---------- DATA SHOWN

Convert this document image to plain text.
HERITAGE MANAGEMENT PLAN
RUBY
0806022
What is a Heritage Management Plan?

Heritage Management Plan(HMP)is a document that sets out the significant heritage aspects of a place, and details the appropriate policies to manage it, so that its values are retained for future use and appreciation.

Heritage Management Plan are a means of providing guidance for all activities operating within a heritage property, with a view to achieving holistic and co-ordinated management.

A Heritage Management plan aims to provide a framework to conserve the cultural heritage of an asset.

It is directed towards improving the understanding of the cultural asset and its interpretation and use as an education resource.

--------------------

* [GOAL]: Please quote every record above exactly as it appears.

* [SOLUTION BELOW]:
Convert this document image to plain text.
HERITAGE MANAGEMENT PLAN
RUBY
0806022
What is a Heritage Management Plan?

Heritage Management Plan(HMP)is a document that sets out the significant heritage aspects of a place, and details the appropriate policies to manage it, so that its values are retained for future use and appreciation.

Heritage Management Plan are a means of providing guidance for all activities operating within a heritage property, with a view to achieving holistic and co-ordinated management.

A Heritage Management plan aims to provide a framework to conserve the cultural heritage of an asset.

It is directed towards improving the understanding of the cultural asset and its interpretation and use as an education resource.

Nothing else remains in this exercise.